作業内容 »
1: 次の (a)〜(c) がイランでの拘束をめぐる訴訟の記事の内容と一致するかを判定し、それぞれ「はい」か「いいえ」で答えたうえで、根拠となる記事中の語句をそのまま引用してください。(a) 3人はイラクとの国境地帯でハイキング中に拘束された。(b) レザイアン氏の訴訟では、イラン政府が出廷して反論した。(c) レオン判事はイラン政府にレザイアン氏への1億8千万ドルの支払いを命じた。
2: イランでの拘束をめぐる訴訟の記事について、最後の文に続く部分を書いてください。
───── 提供テキスト
ロンドン:1年以上にわたりイランで拘束されたアメリカ人3人が、事実無根のスパイ容疑で投獄され、収監中に受けた苦痛と拷問の責任を問うとして、イラン政府を提訴した。

サラ・シュールド、シェーン・バウアー、ジョッシュ・ファッタルの3氏は2009年、イランのイラクとの国境地帯でハイキング中に拘束された。

シュールド氏とバウアー氏はともにジャーナリストで、元夫婦でもある。ファッタル氏を含めた3人の訴訟は、アメリカのワシントンでリチャード・レオン連邦判事が担当する。

2019年、レオン判事はワシントンポストのジャーナリスト、ジェイソン・レザイアン氏がこの3人と同様に虚偽のスパイ容疑で1年以上収監されたことに対し、イラン政府に1億8千万ドルの支払いを命じた。

2016年10月に提起されたこの訴訟では、イラン政府が対応しなかったため、被告欠席の状態でレオン判事が審理を行った。

レザイアン氏に多額の損害賠償が認められた結果となったが、この判決にはイラン政府がこのような形で人質を取り、政治的交渉の材料にすることを抑止する狙いがあった。

アメリカは、イランが世界中で行っているテロ活動に対処する目的で導入された制裁案に基づいて、巨額のイラン関連の資産を差し押さえてきた。3人への損害賠償が認められた場合、おそらくは議会が定めた国家支援によるテロ行為の犠牲者のための基金から支払われることになるだろう。
──────────
───── 提供データ
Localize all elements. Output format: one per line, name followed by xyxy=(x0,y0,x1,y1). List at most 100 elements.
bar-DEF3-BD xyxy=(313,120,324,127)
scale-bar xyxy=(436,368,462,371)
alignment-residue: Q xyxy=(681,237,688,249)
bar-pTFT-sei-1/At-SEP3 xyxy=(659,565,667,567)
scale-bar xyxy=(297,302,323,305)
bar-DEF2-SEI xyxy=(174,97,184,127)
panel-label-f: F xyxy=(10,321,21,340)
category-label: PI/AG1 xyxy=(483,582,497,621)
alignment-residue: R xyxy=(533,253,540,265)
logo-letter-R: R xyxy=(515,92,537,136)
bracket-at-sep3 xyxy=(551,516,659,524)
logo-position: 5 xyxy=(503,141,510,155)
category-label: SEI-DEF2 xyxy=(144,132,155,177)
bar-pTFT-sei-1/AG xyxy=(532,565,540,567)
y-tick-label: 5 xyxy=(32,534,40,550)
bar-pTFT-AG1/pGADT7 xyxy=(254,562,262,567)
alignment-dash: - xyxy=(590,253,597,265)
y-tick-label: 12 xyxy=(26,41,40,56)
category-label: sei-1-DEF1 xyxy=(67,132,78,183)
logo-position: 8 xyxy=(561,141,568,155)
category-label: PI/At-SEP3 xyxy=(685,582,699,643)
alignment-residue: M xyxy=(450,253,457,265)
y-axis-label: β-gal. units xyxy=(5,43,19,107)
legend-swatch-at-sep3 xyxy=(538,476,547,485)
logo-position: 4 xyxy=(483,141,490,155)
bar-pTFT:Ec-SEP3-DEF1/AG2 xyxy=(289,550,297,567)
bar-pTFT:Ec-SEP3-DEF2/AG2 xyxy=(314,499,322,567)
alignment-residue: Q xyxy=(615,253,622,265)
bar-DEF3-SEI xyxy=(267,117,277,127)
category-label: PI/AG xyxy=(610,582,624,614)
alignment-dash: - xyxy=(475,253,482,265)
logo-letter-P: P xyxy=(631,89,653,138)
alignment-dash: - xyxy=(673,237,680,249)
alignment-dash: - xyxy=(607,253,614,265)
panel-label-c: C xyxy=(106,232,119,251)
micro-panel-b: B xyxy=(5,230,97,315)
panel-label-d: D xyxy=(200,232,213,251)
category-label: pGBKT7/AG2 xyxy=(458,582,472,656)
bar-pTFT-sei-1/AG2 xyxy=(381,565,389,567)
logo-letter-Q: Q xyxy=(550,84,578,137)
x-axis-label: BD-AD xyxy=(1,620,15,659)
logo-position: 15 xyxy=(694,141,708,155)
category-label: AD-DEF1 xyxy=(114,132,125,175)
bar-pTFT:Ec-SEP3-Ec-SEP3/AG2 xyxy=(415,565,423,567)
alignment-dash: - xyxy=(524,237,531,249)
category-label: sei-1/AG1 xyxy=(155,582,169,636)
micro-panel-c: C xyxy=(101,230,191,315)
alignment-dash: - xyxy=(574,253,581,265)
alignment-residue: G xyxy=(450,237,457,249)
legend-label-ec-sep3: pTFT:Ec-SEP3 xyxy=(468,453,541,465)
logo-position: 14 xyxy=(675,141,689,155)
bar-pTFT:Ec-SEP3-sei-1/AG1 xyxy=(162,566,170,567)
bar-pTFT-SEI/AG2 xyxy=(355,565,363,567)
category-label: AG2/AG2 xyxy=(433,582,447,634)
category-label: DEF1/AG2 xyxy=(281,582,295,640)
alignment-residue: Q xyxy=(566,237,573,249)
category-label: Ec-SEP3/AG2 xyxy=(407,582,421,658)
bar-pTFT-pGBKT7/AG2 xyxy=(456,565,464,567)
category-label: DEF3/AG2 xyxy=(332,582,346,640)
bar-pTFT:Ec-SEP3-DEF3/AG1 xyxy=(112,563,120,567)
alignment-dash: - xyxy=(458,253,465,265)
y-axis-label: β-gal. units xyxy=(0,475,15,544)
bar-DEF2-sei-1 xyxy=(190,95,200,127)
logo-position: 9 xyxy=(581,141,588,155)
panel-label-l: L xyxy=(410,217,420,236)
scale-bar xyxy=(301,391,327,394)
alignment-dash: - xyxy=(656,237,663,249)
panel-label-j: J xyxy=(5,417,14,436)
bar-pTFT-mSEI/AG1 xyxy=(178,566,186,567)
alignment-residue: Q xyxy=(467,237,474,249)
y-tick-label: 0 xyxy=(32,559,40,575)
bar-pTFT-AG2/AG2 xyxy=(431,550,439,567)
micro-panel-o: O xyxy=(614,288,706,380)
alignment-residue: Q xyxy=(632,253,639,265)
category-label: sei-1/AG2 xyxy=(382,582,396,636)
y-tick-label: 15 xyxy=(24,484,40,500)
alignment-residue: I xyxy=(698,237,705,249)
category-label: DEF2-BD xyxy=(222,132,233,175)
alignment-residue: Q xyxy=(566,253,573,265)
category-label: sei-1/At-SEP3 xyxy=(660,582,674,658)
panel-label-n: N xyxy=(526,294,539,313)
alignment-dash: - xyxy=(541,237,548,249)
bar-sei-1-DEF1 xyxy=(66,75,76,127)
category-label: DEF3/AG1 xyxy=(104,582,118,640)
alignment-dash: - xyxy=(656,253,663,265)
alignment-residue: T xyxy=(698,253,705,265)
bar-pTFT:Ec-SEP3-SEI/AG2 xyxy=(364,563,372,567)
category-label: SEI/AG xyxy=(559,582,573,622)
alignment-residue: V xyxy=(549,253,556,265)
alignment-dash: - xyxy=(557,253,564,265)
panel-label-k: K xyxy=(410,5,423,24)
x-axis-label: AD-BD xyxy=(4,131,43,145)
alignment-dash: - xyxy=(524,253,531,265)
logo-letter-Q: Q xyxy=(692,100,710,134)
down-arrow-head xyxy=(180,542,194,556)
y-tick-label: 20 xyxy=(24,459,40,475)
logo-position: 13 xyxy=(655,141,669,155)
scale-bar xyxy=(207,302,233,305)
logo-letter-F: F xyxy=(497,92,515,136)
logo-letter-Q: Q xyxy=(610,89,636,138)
──────────
解答 »
1:
(a) はい:「イランのイラクとの国境地帯でハイキング中に拘束された」
(b) いいえ:「イラン政府が対応しなかったため、被告欠席の状態でレオン判事が審理を行った」
(c) はい:「イラン政府に1億8千万ドルの支払いを命じた」

2:
シュールド氏とバウアー氏は、釈放直後はアメリカによるイラン制裁には反対の立場であったが、現在は仮に勝訴した場合は拘束されたことへの補償を受けてもよいと考えている。

バウアー氏は2016年に、制裁は「完全に無責任」だと主張していた。シュールド氏も制裁により最も大きな打撃を受けるのは「貧しいイラン人たちだ」としている。

ガーディアン紙はこの3人全員の弁護士からコメントを取ろうとしたが、回答は得られなかった。

3人による訴状には、シュールドとバウアー両氏がイエメンに、続いて2008年にシリアに移住してから逮捕に至るまでの経緯が詳細に記されている。

反戦活動家のシュールド氏とフリーランスのジャーナリストであるバウアー氏は、アラビア語上達のために移住を決めた。

ファッタル氏は2009年に2人のもとを訪れ、3人はクルディスタン地域へとハイキングに出かけたが、不運にもそれが大きな問題を引き起こすことになった。

伝えられるところでは、3人が意図せず国境を越えてイランに入ったところをイラン軍の兵士が止めた。兵士は3人がイラク人だと思い、カメラやハイキング用品などの持ち物を調べた。

3人は車に押し込まれ、死の恐怖を感じながらそこで3日間を過ごした。訴状では、彼らは数名の著名な欧米人の人質が狭い独居房に監禁されている、悪名高いエビン刑務所に送られた。

3名による訴状によると、自分はアメリカのスパイだと言うよう仕向けるような仕方で尋問が行われた。

バウアー氏はアメリカの民間軍事会社で働いているのではないかと尋ねられ、シュールド氏はアメリカ政府の任務を受けているのではないかと挑発され、国防総省を訪問したことがあるかと訊かれた。

また、訴えではある看守がバウアー氏に、3人がスパイではないことは分かっていると告げた上で、「彼が釈放されるか否かはアメリカとイラン両政府の交渉次第だ」と話したという。つまり、イラン政府が3人を人質に取り、政治的交渉の材料として利用していたということである。これは過去数十年間、イランが用いてきた戦略だ。

3人の元囚人は、しばしば近くの房から、拷問による叫び声が聞こえたため、次は自分がひどい扱いを受ける番ではないかと恐れたという。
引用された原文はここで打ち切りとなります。